** BEGIN Available records **

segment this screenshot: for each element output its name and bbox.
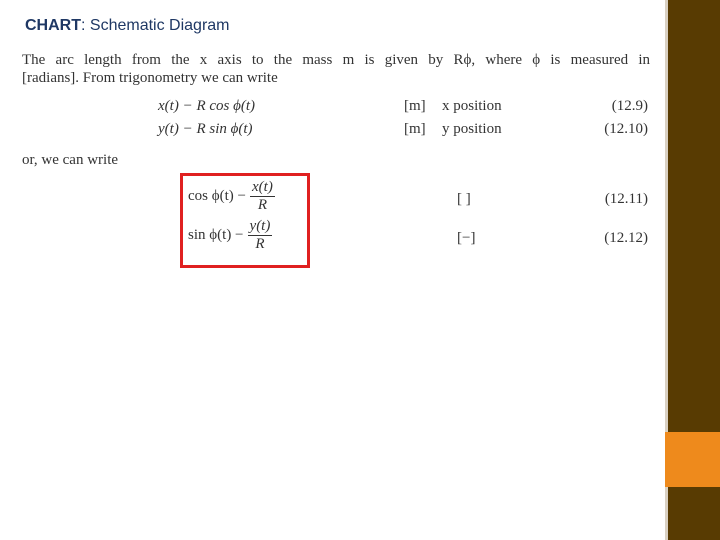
equation-lhs: x(t) − R cos ϕ(t)	[158, 98, 256, 114]
fraction-denominator: R	[255, 236, 265, 252]
right-sidebar-bar	[665, 0, 720, 540]
fraction-numerator: y(t)	[249, 218, 271, 234]
document-excerpt	[20, 46, 654, 256]
equation-lhs: y(t) − R sin ϕ(t)	[158, 121, 253, 137]
equation-unit: [m]	[404, 98, 426, 114]
slide-title-keyword: CHART	[25, 17, 81, 34]
equation-number: (12.11)	[604, 191, 648, 207]
fraction-equation-lhs: cos ϕ(t) −	[188, 188, 247, 204]
equation-unit: [−]	[457, 230, 476, 246]
equation-number: (12.12)	[604, 230, 648, 246]
equation-row	[20, 121, 654, 143]
fraction-numerator: x(t)	[252, 179, 273, 195]
equation-number: (12.10)	[604, 121, 648, 137]
paragraph-line-3: or, we can write	[22, 152, 119, 168]
equation-unit: [ ]	[457, 191, 471, 207]
fraction-equation-lhs: sin ϕ(t) −	[188, 227, 244, 243]
slide-title	[25, 17, 230, 35]
slide-title-text: : Schematic Diagram	[81, 17, 230, 34]
equation-unit: [m]	[404, 121, 426, 137]
paragraph-line-2: [radians]. From trigonometry we can write	[22, 70, 278, 86]
equation-description: y position	[442, 121, 502, 137]
equation-description: x position	[442, 98, 502, 114]
document-edge-stub	[568, 252, 625, 266]
equation-number: (12.9)	[611, 98, 648, 114]
equation-row	[20, 98, 654, 120]
fraction-denominator: R	[257, 197, 268, 213]
paragraph-line-1: The arc length from the x axis to the mass m is given by Rϕ, where ϕ is measured in	[22, 52, 650, 68]
sidebar-orange-accent	[665, 432, 720, 487]
highlight-box	[180, 173, 310, 268]
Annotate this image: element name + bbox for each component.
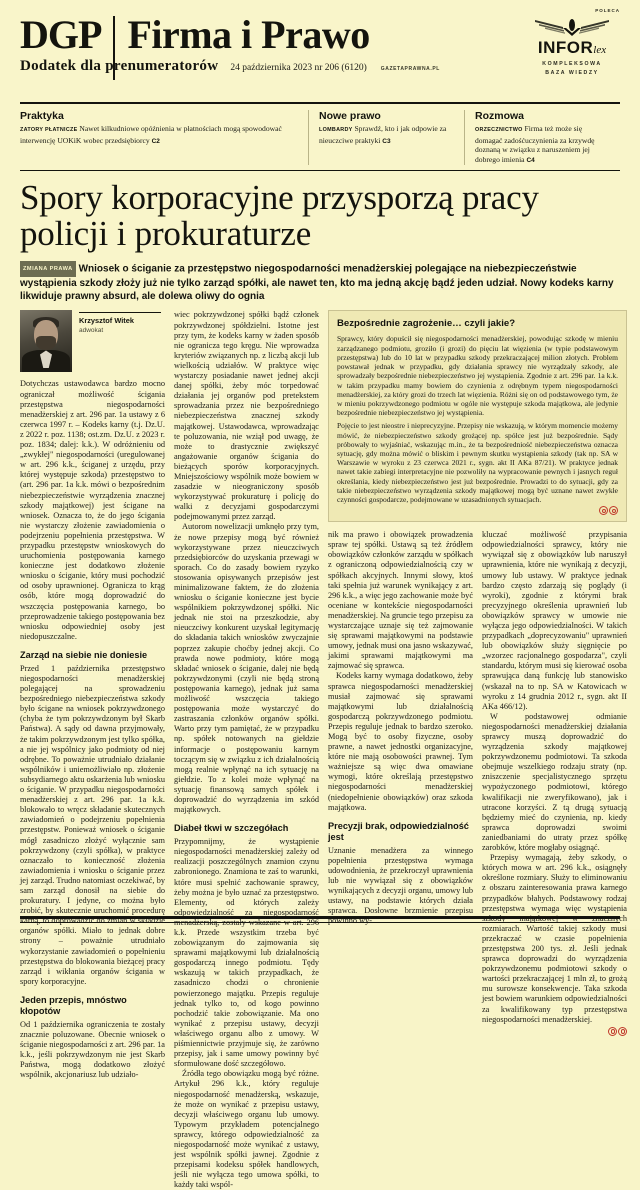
paragraph: Przed 1 października przestępstwo niegospodarności menadżerskiej polegającej na sprowadzeniu bezpośredniego niebezpieczeństwa szkody było ścigane na wniosek pokrzywdzonego (chyba że tym pokrzywdzonym był Skarb Państwa). A sądy od dawna przyjmowały, że takim pokrzywdzonym jest tylko spółka, a nie jej wspólnicy jako podmioty od niej odrębne. To poważnie utrudniało działanie wspólników i uniemożliwiało np. złożenie subsydiarnego aktu oskarżenia lub wniosku o ściganie. W przypadku niegospodarności menadżerskiej z art. 296 par. 1a k.k. blokowało to wręcz składanie skutecznych zawiadomień o podejrzeniu popełnienia przestępstw. Ponieważ wniosek o ściganie mógł zasadniczo złożyć wyłącznie sam pokrzywdzony (czyli spółka), w praktyce oznaczało to konieczność złożenia zawiadomienia i wniosku o ściganie przez jej zarząd. Trudno natomiast oczekiwać, by sam zarząd donosił na siebie do prokuratury. I jedyne, co można było zrobić, by skutecznie uruchomić procedurę karną, to doprowadzić do zmian w składzie organów spółki. Miało to jednak dobre strony – poważnie utrudniało wykorzystanie zawiadomień o popełnieniu przestępstwa do blokowania bieżącej pracy zarząd i wikłania organów ścigania w spory korporacyjne. bbox=[20, 663, 165, 986]
section-heading: Diabeł tkwi w szczegółach bbox=[174, 823, 289, 834]
teaser-heading: Nowe prawo bbox=[319, 110, 381, 122]
paragraph: Uznanie menadżera za winnego popełnienia przestępstwa wymaga udowodnienia, że przekroczył uprawnienia lub nie wywiązał się z obowiązków wynikających z decyzji organu, umowy lub ustawy, na podstawie których działa sprawca. Dosłowne brzmienie przepisu powinno wy- bbox=[328, 845, 473, 926]
copyright-circle-icon bbox=[609, 506, 618, 515]
masthead-subrow bbox=[20, 58, 440, 75]
article-columns-right bbox=[328, 310, 627, 1190]
teaser-kicker: ORZECZNICTWO bbox=[475, 127, 523, 133]
author-role: adwokat bbox=[79, 327, 104, 335]
article-column-1 bbox=[20, 310, 165, 1190]
byline-text bbox=[72, 310, 161, 372]
info-box-paragraph: Sprawcy, który dopuścił się niegospodarności menadżerskiej, powodując szkodę w mieniu zarządzanego podmiotu, groziło (i grozi) do pięciu lat więzienia (w typie podstawowym przestępstwa) lub do 10 lat w przypadku szkody przekraczającej milion złotych. Problem powstawał jednak w przypadku, gdy działania sprawcy nie wyrządzały szkody, ale sprowadzały bezpośrednie niebezpieczeństwo jej wystąpienia. Zgodnie z art. 296 par. 1a k.k. w takim przypadku mamy bowiem do czynienia z odrębnym typem niegospodarności menadżerskiej, za który grozi do trzech lat więzienia. Różni się on od podstawowego tym, że w mieniu pokrzywdzonego podmiotu w ogóle nie występuje szkoda majątkowa, ale jedynie bezpośrednie niebezpieczeństwo jej wystąpienia. bbox=[337, 334, 618, 418]
infor-tagline-1: KOMPLEKSOWA bbox=[542, 61, 602, 67]
copyright-mark-icon bbox=[337, 506, 618, 515]
author-photo bbox=[20, 310, 72, 372]
dgp-logo: DGP bbox=[20, 12, 102, 57]
teaser-text: Nawet kilkudniowe opóźnienia w płatnościach mogą spowodować interwencję UOKiK wobec przedsiębiorcy bbox=[20, 124, 282, 145]
teaser-kicker: ZATORY PŁATNICZE bbox=[20, 127, 78, 133]
teaser-kicker: LOMBARDY bbox=[319, 127, 353, 133]
article-lead bbox=[20, 261, 620, 303]
paragraph: Przepisy wymagają, żeby szkody, o których mowa w art. 296 k.k., osiągnęły określone rozmiary. Służy to eliminowaniu z obszaru zainteresowania prawa karnego przypadków błahych. Podstawowy rodzaj przestępstwa wymaga więc wystąpienia szkody majątkowej w znacznych rozmiarach. Wartość takiej szkody musi przekraczać w czasie popełnienia przestępstwa 200 tys. zł. Jeśli jednak sprawca doprowadzi do wyrządzenia pokrzywdzonemu podmiotowi szkody o wartości przekraczającej 1 mln zł, to grożą mu surowsze konsekwencje. Taka szkoda jest bowiem warunkiem odpowiedzialności za kwalifikowany typ przestępstwa niegospodarności menadżerskiej. bbox=[482, 853, 627, 1024]
photo-beard bbox=[36, 336, 56, 350]
teaser-heading: Rozmowa bbox=[475, 110, 525, 122]
paragraph: Autorom nowelizacji umknęło przy tym, że nowe przepisy mogą być również wykorzystywane przez nieuczciwych przedsiębiorców do uzyskania przewagi w sporach. Co do zasady bowiem ryzyko stosowania opisywanych przepisów jest minimalizowane faktem, że do złożenia wniosku o ściganie konieczne jest bycie wspólnikiem pokrzywdzonej spółki. Nic jednak nie stoi na przeszkodzie, aby nieuczciwy konkurent uzyskał legitymację do składania takich wniosków zwyczajnie poprzez zakupie choćby jednej akcji. Co prawda nowe podmioty, które mogą składać wniosek o ściganie, dalej nie będą pokrzywdzonymi (czyli nie będą stroną postępowania karnego), jednak już sama możliwość wszczęcia takiego postępowania może wystarczyć do zastraszania członków organów spółki. Warto przy tym pamiętać, że w przypadku np. spółek notowanych na giełdzie informacje o postępowaniu karnym toczącym się w związku z ich działalnością mogą realnie wpłynąć na ich sytuację na giełdzie. To z kolei może wpłynąć na sytuację finansową samych spółek i doprowadzić do wyrządzenia im szkód majątkowych. bbox=[174, 522, 319, 815]
masthead-subtitle: Dodatek dla prenumeratorów bbox=[20, 58, 219, 74]
article-body bbox=[20, 310, 627, 1190]
info-box-title: Bezpośrednie zagrożenie… czyli jakie? bbox=[337, 318, 516, 330]
infor-eagle-icon bbox=[533, 16, 611, 38]
paragraph: Dotychczas ustawodawca bardzo mocno ograniczał możliwość ścigania przestępstwa niegospodarności menadżerskiej z art. 296 par. 1a ustawy z 6 czerwca 1997 r. – Kodeks karny (t.j. Dz.U. z 2022 r. poz. 1138; ost.zm. Dz.U. z 2023 r. poz. 1834; dalej: k.k.). W odróżnieniu od „zwykłej" niegospodarności (uregulowanej w art. 296 k.k., ściganej z urzędu, przy której występuje szkoda) przestępstwo to (art. 296 par. 1a k.k. mówi o bezpośrednim niebezpieczeństwie wyrządzenia znacznej szkody majątkowej) jest ścigane na wniosek. Oznacza to, że do jego ścigania nie wystarczy złożenie zawiadomienia o podejrzeniu popełnienia przestępstwa. W przypadku przestępstw wnioskowych do uruchomienia postępowania karnego konieczne jest dodatkowo złożenie wniosku o ściganie, który musi pochodzić od osoby uprawnionej. Ogranicza to krąg osób, które mogą doprowadzić do wszczęcia postępowania karnego, bo przeprowadzenie takiego postępowania bez wniosku odpowiedniej osoby jest niedopuszczalne. bbox=[20, 379, 165, 641]
section-heading: Precyzji brak, odpowiedzialność jest bbox=[328, 820, 469, 842]
teaser-item[interactable] bbox=[20, 110, 308, 165]
infor-tagline-2: BAZA WIEDZY bbox=[545, 70, 599, 76]
teaser-page-ref[interactable]: C3 bbox=[382, 137, 391, 145]
teaser-text: Sprawdź, kto i jak odpowie za nieuczciwe praktyki bbox=[319, 124, 447, 145]
masthead-date: 24 października 2023 nr 206 (6120) bbox=[230, 63, 367, 73]
paragraph: Kodeks karny wymaga dodatkowo, żeby sprawca niegospodarności menadżerskiej musiał zajmować się sprawami majątkowymi lub działalnością gospodarczą pokrzywdzonego podmiotu. Przepis reguluje jednak to bardzo szeroko. Mogą być to osoby fizyczne, osoby prawne, a nawet jednostki organizacyjne, które nie mają osobowości prawnej. Tym ważniejsze są więc dwa omawiane wymogi, które określają przestępstwo niegospodarności menadżerskiej (niedopełnienie obowiązków) oraz szkoda majątkowa. bbox=[328, 671, 473, 812]
teaser-heading: Praktyka bbox=[20, 110, 64, 122]
article-column-2 bbox=[174, 310, 319, 1190]
paragraph: wiec pokrzywdzonej spółki bądź członek pokrzywdzonej spółdzielni. Istotne jest przy tym, że kodeks karny w żaden sposób nie ogranicza tego kręgu. Nie wprowadza kryteriów związanych np. z liczbą akcji lub wielkością udziałów. W praktyce więc wystarczy posiadanie nawet jednej akcji danej spółki, żeby móc torpedować działania jej organów pod pretekstem sprowadzania przez nie bezpośredniego niebezpieczeństwa znacznej szkody majątkowej. Ustawodawca, wprowadzając te poluzowania, nie wziął pod uwagę, że może to drastycznie zwiększyć angażowanie organów ścigania do bieżących sporów korporacyjnych. Mniejszościowy wspólnik może bowiem w zasadzie w nieograniczony sposób wykorzystywać prokuraturę i policję do walki z decyzjami gospodarczymi podejmowanymi przez zarząd. bbox=[174, 310, 319, 522]
footer-rule-thick bbox=[20, 916, 620, 919]
right-subcolumns bbox=[328, 530, 627, 1036]
paragraph: Źródła tego obowiązku mogą być różne. Artykuł 296 k.k., który reguluje niegospodarność menadżerską, wskazuje, że może on wynikać z przepisu ustawy, decyzji właściwego organu lub umowy. Typowym przykładem potencjalnego sprawcy, którego odpowiedzialność za niegospodarność może wynikać z ustawy, jest wspólnik spółki jawnej. Zgodnie z przepisami kodeksu spółek handlowych, jeśli nie wyłącza tego umowa spółki, to każdy taki wspól- bbox=[174, 1069, 319, 1190]
teaser-body bbox=[20, 124, 298, 146]
teaser-bar bbox=[20, 104, 620, 170]
section-heading: Jeden przepis, mnóstwo kłopotów bbox=[20, 994, 127, 1016]
byline bbox=[20, 310, 165, 372]
article-column-3 bbox=[328, 530, 473, 1036]
article-column-4 bbox=[482, 530, 627, 1036]
infor-lex: lex bbox=[593, 44, 607, 56]
poleca-label: POLECA bbox=[595, 8, 620, 13]
teaser-item[interactable] bbox=[464, 110, 620, 165]
teaser-body bbox=[319, 124, 454, 146]
lead-badge: ZMIANA PRAWA bbox=[20, 261, 76, 277]
lead-text: Wniosek o ściganie za przestępstwo niegospodarności menadżerskiej polegające na niebezpieczeństwie wystąpienia szkody złoży już nie tylko zarząd spółki, ale nawet ten, kto ma jedną akcję bądź jeden udział. Nowy kodeks karny likwiduje prawny absurd, ale dolewa oliwy do ognia bbox=[20, 263, 614, 303]
masthead bbox=[20, 0, 620, 100]
article-headline: Spory korporacyjne przysporzą pracy policji i prokuraturze bbox=[20, 178, 539, 254]
author-name: Krzysztof Witek bbox=[79, 316, 134, 326]
infor-brand: INFOR bbox=[537, 38, 594, 57]
infor-badge bbox=[524, 8, 620, 77]
copyright-mark-icon bbox=[482, 1027, 627, 1036]
teaser-item[interactable] bbox=[308, 110, 464, 165]
paragraph: kluczać możliwość przypisania odpowiedzialności sprawcy, który nie wywiązał się z obowiązków lub naruszył uprawnienia, które nie wynikają z decyzji, umowy lub ustawy. W praktyce jednak bardzo często zdarzają się poglądy (i wyroki), zgodnie z którymi brak precyzyjnego określenia uprawnień lub obowiązków sprawcy w umowie nie wyłącza jego odpowiedzialności. W takich przypadkach „doprecyzowaniu" uprawnień lub obowiązków służy sięgnięcie po „wzorzec racjonalnego gospodarza", czyli standardu, którym musi się kierować osoba sprawująca daną funkcję lub stanowisko (wskazał na to np. SA w Katowicach w wyroku z 14 grudnia 2012 r., sygn. akt II AKa 466/12). bbox=[482, 530, 627, 711]
info-box-paragraph: Pojęcie to jest nieostre i nieprecyzyjne. Przepisy nie wskazują, w którym momencie możemy mówić, że niebezpieczeństwo szkody grożącej np. spółce jest już bezpośrednie. Sądy próbowały to wyjaśniać, wskazując m.in., że ta bezpośredniość niebezpieczeństwa oznacza sytuację, gdy można mówić o bliskim i pewnym skutku wystąpienia szkody (tak np. SA w Warszawie w wyroku z 23 czerwca 2021 r., sygn. akt II AKa 87/21). W praktyce jednak nawet takie zabiegi interpretacyjne nie pozwoliły na wypracowanie pewnych i jasnych reguł określania, kiedy niebezpieczeństwo jest już bezpośrednie. Prowadzi to do sytuacji, gdy za takie niebezpieczeństwo wyrządzenia szkody majątkowej mogą być uznane nawet zwykłe czynności gospodarcze, podejmowane w uzasadnionych sytuacjach. bbox=[337, 421, 618, 504]
supplement-title: Firma i Prawo bbox=[127, 12, 370, 57]
paragraph: W podstawowej odmianie niegospodarności menadżerskiej działania sprawcy muszą doprowadzić do wyrządzenia szkody majątkowej pokrzywdzonemu podmiotowi. Ta szkoda obejmuje wszelkiego rodzaju straty (np. zniszczenie specjalistycznego sprzętu wypożyczonego podmiotowi, którego kwalifikacji nie zweryfikowano), jak i utracone korzyści. Z tą drugą sytuacją będziemy mieć do czynienia, np. kiedy sprawca doprowadzi swoimi zaniedbaniami do utraty przez spółkę zarobków, które mogłaby osiągnąć. bbox=[482, 711, 627, 853]
paragraph: nik ma prawo i obowiązek prowadzenia spraw tej spółki. Ustawą są też źródłem obowiązków członków zarządu w spółkach z ograniczoną odpowiedzialnością czy w spółkach akcyjnych. Innymi słowy, ktoś taki spełnia już warunek wynikający z art. 296 k.k., a więc jego zachowanie może być oceniane w kontekście niegospodarności menadżerskiej. Na gruncie tego przepisu za wystarczające uznaje się też zajmowanie się sprawami majątkowymi na podstawie umowy, jednak musi ona jasno wskazywać, jakimi sprawami majątkowymi ma zajmować się sprawca. bbox=[328, 530, 473, 671]
teaser-rule bbox=[20, 170, 620, 171]
paragraph: Przypomnijmy, że wystąpienie niegospodarności menadżerskiej zależy od realizacji poszczególnych znamion czynu zabronionego. Znamiona te zaś to warunki, które musi spełnić zachowanie sprawcy, żeby można je było uznać za przestępstwo. Elementy, od których zależy odpowiedzialność za niegospodarność menadżerską, zostały wskazane w art. 296 k.k. Przede wszystkim trzeba być zobowiązanym do zajmowania się sprawami majątkowymi lub działalnością gospodarczą innego podmiotu. Tędy wskazują w takich przypadkach, że zasadniczo chodzi o chronienie powierzonego majątku. Przepis reguluje jednak tylko to, od kogo powinno pochodzić takie zobowiązanie. Ma ono wynikać z przepisu ustawy, decyzji właściwego organu albo z umowy. W piśmiennictwie przyjmuje się, że zarówno przepisy, jak i same umowy powinny być sformułowane dość szczegółowo. bbox=[174, 837, 319, 1069]
teaser-page-ref[interactable]: C2 bbox=[151, 137, 160, 145]
masthead-website: GAZETAPRAWNA.PL bbox=[380, 66, 440, 72]
copyright-circle-icon bbox=[608, 1027, 617, 1036]
teaser-text: Firma też może się domagać zadośćuczynienia za krzywdę doznaną w związku z naruszeniem jej dobrego imienia bbox=[475, 124, 595, 164]
teaser-body bbox=[475, 124, 610, 165]
footer-rule-thin bbox=[20, 922, 620, 923]
info-box bbox=[328, 310, 627, 522]
byline-rule bbox=[79, 312, 161, 313]
copyright-circle-icon bbox=[618, 1027, 627, 1036]
teaser-page-ref[interactable]: C4 bbox=[526, 156, 535, 164]
paragraph: Od 1 października ograniczenia te zostały znacznie poluzowane. Obecnie wniosek o ściganie niegospodarności z art. 296 par. 1a k.k., jeśli pokrzywdzonym nie jest Skarb Państwa, mogą dodatkowo złożyć wspólnik, akcjonariusz lub udziało- bbox=[20, 1019, 165, 1080]
section-heading: Zarząd na siebie nie doniesie bbox=[20, 649, 148, 660]
copyright-circle-icon bbox=[599, 506, 608, 515]
infor-wordmark bbox=[524, 39, 620, 59]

** END Available records **

### Problem
Quote the material starting with the line containing "equation-lhs: x(t) −" and going on through the line containing "230, 476, 246]", both included.

### Right answer
equation-lhs: x(t) − R cos ϕ(t)	[158, 98, 256, 114]
fraction-denominator: R	[255, 236, 265, 252]
right-sidebar-bar	[665, 0, 720, 540]
fraction-numerator: y(t)	[249, 218, 271, 234]
document-excerpt	[20, 46, 654, 256]
equation-lhs: y(t) − R sin ϕ(t)	[158, 121, 253, 137]
equation-unit: [m]	[404, 98, 426, 114]
slide-title-keyword: CHART	[25, 17, 81, 34]
equation-number: (12.11)	[604, 191, 648, 207]
fraction-equation-lhs: cos ϕ(t) −	[188, 188, 247, 204]
equation-unit: [−]	[457, 230, 476, 246]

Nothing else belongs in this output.